- Problem to work on -
Extract all of the entries and give them again, word for word.

▬▬▬

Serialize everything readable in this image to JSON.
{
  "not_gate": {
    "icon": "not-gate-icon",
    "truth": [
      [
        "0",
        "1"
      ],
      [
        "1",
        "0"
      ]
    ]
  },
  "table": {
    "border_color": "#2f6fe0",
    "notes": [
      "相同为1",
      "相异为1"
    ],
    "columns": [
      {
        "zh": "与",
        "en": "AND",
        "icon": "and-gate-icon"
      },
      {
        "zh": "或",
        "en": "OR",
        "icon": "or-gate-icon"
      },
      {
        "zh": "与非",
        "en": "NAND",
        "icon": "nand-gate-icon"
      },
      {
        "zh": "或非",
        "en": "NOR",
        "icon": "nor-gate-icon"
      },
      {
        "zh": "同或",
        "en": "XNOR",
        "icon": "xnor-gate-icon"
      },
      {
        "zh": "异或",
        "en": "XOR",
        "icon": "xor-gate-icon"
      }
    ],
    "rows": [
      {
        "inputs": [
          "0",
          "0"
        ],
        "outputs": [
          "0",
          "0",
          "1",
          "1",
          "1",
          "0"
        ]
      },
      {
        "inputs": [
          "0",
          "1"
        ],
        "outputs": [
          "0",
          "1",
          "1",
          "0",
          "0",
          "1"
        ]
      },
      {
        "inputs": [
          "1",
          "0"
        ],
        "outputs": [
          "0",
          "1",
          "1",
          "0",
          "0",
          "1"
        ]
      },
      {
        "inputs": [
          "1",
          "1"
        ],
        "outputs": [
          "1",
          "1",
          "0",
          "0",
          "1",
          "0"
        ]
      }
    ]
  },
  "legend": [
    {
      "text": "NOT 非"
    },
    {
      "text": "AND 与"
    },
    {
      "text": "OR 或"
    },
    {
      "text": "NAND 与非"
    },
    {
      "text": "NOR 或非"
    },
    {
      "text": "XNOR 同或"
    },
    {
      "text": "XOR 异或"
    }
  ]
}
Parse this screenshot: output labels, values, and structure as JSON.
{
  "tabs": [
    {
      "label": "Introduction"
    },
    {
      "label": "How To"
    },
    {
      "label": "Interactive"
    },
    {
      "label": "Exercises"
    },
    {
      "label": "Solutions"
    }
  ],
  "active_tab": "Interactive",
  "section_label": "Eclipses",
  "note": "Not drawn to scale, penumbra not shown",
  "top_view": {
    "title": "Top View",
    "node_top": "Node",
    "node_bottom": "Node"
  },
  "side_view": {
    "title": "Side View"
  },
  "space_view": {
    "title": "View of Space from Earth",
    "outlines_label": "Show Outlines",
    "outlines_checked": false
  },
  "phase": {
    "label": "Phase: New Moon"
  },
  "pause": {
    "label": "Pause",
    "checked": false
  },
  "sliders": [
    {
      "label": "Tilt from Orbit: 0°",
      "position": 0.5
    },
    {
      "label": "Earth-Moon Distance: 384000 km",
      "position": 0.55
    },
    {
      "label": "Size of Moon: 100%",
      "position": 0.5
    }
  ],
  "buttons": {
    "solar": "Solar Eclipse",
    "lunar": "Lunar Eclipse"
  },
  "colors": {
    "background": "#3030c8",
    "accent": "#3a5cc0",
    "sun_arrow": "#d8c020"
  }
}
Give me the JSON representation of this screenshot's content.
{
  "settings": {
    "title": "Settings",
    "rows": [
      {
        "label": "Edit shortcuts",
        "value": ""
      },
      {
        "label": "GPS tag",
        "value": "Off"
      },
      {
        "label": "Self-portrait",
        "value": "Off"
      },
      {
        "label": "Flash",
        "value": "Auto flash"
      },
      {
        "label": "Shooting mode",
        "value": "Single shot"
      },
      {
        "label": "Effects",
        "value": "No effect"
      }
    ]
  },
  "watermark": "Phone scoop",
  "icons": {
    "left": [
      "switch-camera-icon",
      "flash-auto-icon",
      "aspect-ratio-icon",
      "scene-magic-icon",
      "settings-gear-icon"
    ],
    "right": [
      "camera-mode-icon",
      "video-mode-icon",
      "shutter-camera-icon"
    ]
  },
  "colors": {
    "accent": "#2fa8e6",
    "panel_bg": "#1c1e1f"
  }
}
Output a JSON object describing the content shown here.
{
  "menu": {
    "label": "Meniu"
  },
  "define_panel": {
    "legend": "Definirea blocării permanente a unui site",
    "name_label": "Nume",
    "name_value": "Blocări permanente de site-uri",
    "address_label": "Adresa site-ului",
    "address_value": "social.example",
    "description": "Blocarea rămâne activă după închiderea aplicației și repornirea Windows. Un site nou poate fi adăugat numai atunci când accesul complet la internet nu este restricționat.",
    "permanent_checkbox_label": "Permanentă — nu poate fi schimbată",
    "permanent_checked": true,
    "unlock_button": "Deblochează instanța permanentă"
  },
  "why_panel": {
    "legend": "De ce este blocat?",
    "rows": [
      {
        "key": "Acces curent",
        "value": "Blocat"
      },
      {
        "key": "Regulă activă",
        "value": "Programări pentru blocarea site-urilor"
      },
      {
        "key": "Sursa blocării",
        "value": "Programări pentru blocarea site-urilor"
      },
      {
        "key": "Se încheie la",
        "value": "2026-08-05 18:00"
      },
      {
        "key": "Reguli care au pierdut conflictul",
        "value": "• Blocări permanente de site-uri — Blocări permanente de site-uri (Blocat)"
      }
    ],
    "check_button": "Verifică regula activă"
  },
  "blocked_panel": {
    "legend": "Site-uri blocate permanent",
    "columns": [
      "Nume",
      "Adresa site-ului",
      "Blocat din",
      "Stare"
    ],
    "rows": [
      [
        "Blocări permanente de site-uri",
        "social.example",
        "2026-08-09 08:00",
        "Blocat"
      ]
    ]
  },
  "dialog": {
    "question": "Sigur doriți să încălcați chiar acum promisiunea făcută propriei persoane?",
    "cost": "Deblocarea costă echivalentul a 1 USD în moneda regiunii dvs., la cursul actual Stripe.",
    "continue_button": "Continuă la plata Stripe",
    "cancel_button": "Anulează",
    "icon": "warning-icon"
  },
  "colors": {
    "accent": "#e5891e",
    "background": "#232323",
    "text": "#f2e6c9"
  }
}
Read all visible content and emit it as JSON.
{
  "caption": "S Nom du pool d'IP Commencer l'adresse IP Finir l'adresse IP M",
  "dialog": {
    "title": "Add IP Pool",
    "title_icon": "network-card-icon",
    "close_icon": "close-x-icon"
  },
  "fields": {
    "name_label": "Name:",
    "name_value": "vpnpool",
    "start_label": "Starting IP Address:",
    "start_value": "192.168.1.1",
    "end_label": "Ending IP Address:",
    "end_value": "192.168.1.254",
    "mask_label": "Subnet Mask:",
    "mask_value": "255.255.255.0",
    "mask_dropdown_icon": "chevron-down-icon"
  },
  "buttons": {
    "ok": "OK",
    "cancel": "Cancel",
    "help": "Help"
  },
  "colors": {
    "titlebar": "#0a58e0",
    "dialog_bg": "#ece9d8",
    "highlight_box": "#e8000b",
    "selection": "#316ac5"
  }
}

▬▬▬

- Written solution -
Serialize everything readable in this image to JSON.
{
  "not_gate": {
    "icon": "not-gate-icon",
    "truth": [
      [
        "0",
        "1"
      ],
      [
        "1",
        "0"
      ]
    ]
  },
  "table": {
    "border_color": "#2f6fe0",
    "notes": [
      "相同为1",
      "相异为1"
    ],
    "columns": [
      {
        "zh": "与",
        "en": "AND",
        "icon": "and-gate-icon"
      },
      {
        "zh": "或",
        "en": "OR",
        "icon": "or-gate-icon"
      },
      {
        "zh": "与非",
        "en": "NAND",
        "icon": "nand-gate-icon"
      },
      {
        "zh": "或非",
        "en": "NOR",
        "icon": "nor-gate-icon"
      },
      {
        "zh": "同或",
        "en": "XNOR",
        "icon": "xnor-gate-icon"
      },
      {
        "zh": "异或",
        "en": "XOR",
        "icon": "xor-gate-icon"
      }
    ],
    "rows": [
      {
        "inputs": [
          "0",
          "0"
        ],
        "outputs": [
          "0",
          "0",
          "1",
          "1",
          "1",
          "0"
        ]
      },
      {
        "inputs": [
          "0",
          "1"
        ],
        "outputs": [
          "0",
          "1",
          "1",
          "0",
          "0",
          "1"
        ]
      },
      {
        "inputs": [
          "1",
          "0"
        ],
        "outputs": [
          "0",
          "1",
          "1",
          "0",
          "0",
          "1"
        ]
      },
      {
        "inputs": [
          "1",
          "1"
        ],
        "outputs": [
          "1",
          "1",
          "0",
          "0",
          "1",
          "0"
        ]
      }
    ]
  },
  "legend": [
    {
      "text": "NOT 非"
    },
    {
      "text": "AND 与"
    },
    {
      "text": "OR 或"
    },
    {
      "text": "NAND 与非"
    },
    {
      "text": "NOR 或非"
    },
    {
      "text": "XNOR 同或"
    },
    {
      "text": "XOR 异或"
    }
  ]
}
Parse this screenshot: output labels, values, and structure as JSON.
{
  "tabs": [
    {
      "label": "Introduction"
    },
    {
      "label": "How To"
    },
    {
      "label": "Interactive"
    },
    {
      "label": "Exercises"
    },
    {
      "label": "Solutions"
    }
  ],
  "active_tab": "Interactive",
  "section_label": "Eclipses",
  "note": "Not drawn to scale, penumbra not shown",
  "top_view": {
    "title": "Top View",
    "node_top": "Node",
    "node_bottom": "Node"
  },
  "side_view": {
    "title": "Side View"
  },
  "space_view": {
    "title": "View of Space from Earth",
    "outlines_label": "Show Outlines",
    "outlines_checked": false
  },
  "phase": {
    "label": "Phase: New Moon"
  },
  "pause": {
    "label": "Pause",
    "checked": false
  },
  "sliders": [
    {
      "label": "Tilt from Orbit: 0°",
      "position": 0.5
    },
    {
      "label": "Earth-Moon Distance: 384000 km",
      "position": 0.55
    },
    {
      "label": "Size of Moon: 100%",
      "position": 0.5
    }
  ],
  "buttons": {
    "solar": "Solar Eclipse",
    "lunar": "Lunar Eclipse"
  },
  "colors": {
    "background": "#3030c8",
    "accent": "#3a5cc0",
    "sun_arrow": "#d8c020"
  }
}
Give me the JSON representation of this screenshot's content.
{
  "settings": {
    "title": "Settings",
    "rows": [
      {
        "label": "Edit shortcuts",
        "value": ""
      },
      {
        "label": "GPS tag",
        "value": "Off"
      },
      {
        "label": "Self-portrait",
        "value": "Off"
      },
      {
        "label": "Flash",
        "value": "Auto flash"
      },
      {
        "label": "Shooting mode",
        "value": "Single shot"
      },
      {
        "label": "Effects",
        "value": "No effect"
      }
    ]
  },
  "watermark": "Phone scoop",
  "icons": {
    "left": [
      "switch-camera-icon",
      "flash-auto-icon",
      "aspect-ratio-icon",
      "scene-magic-icon",
      "settings-gear-icon"
    ],
    "right": [
      "camera-mode-icon",
      "video-mode-icon",
      "shutter-camera-icon"
    ]
  },
  "colors": {
    "accent": "#2fa8e6",
    "panel_bg": "#1c1e1f"
  }
}
Output a JSON object describing the content shown here.
{
  "menu": {
    "label": "Meniu"
  },
  "define_panel": {
    "legend": "Definirea blocării permanente a unui site",
    "name_label": "Nume",
    "name_value": "Blocări permanente de site-uri",
    "address_label": "Adresa site-ului",
    "address_value": "social.example",
    "description": "Blocarea rămâne activă după închiderea aplicației și repornirea Windows. Un site nou poate fi adăugat numai atunci când accesul complet la internet nu este restricționat.",
    "permanent_checkbox_label": "Permanentă — nu poate fi schimbată",
    "permanent_checked": true,
    "unlock_button": "Deblochează instanța permanentă"
  },
  "why_panel": {
    "legend": "De ce este blocat?",
    "rows": [
      {
        "key": "Acces curent",
        "value": "Blocat"
      },
      {
        "key": "Regulă activă",
        "value": "Programări pentru blocarea site-urilor"
      },
      {
        "key": "Sursa blocării",
        "value": "Programări pentru blocarea site-urilor"
      },
      {
        "key": "Se încheie la",
        "value": "2026-08-05 18:00"
      },
      {
        "key": "Reguli care au pierdut conflictul",
        "value": "• Blocări permanente de site-uri — Blocări permanente de site-uri (Blocat)"
      }
    ],
    "check_button": "Verifică regula activă"
  },
  "blocked_panel": {
    "legend": "Site-uri blocate permanent",
    "columns": [
      "Nume",
      "Adresa site-ului",
      "Blocat din",
      "Stare"
    ],
    "rows": [
      [
        "Blocări permanente de site-uri",
        "social.example",
        "2026-08-09 08:00",
        "Blocat"
      ]
    ]
  },
  "dialog": {
    "question": "Sigur doriți să încălcați chiar acum promisiunea făcută propriei persoane?",
    "cost": "Deblocarea costă echivalentul a 1 USD în moneda regiunii dvs., la cursul actual Stripe.",
    "continue_button": "Continuă la plata Stripe",
    "cancel_button": "Anulează",
    "icon": "warning-icon"
  },
  "colors": {
    "accent": "#e5891e",
    "background": "#232323",
    "text": "#f2e6c9"
  }
}
Read all visible content and emit it as JSON.
{
  "caption": "S Nom du pool d'IP Commencer l'adresse IP Finir l'adresse IP M",
  "dialog": {
    "title": "Add IP Pool",
    "title_icon": "network-card-icon",
    "close_icon": "close-x-icon"
  },
  "fields": {
    "name_label": "Name:",
    "name_value": "vpnpool",
    "start_label": "Starting IP Address:",
    "start_value": "192.168.1.1",
    "end_label": "Ending IP Address:",
    "end_value": "192.168.1.254",
    "mask_label": "Subnet Mask:",
    "mask_value": "255.255.255.0",
    "mask_dropdown_icon": "chevron-down-icon"
  },
  "buttons": {
    "ok": "OK",
    "cancel": "Cancel",
    "help": "Help"
  },
  "colors": {
    "titlebar": "#0a58e0",
    "dialog_bg": "#ece9d8",
    "highlight_box": "#e8000b",
    "selection": "#316ac5"
  }
}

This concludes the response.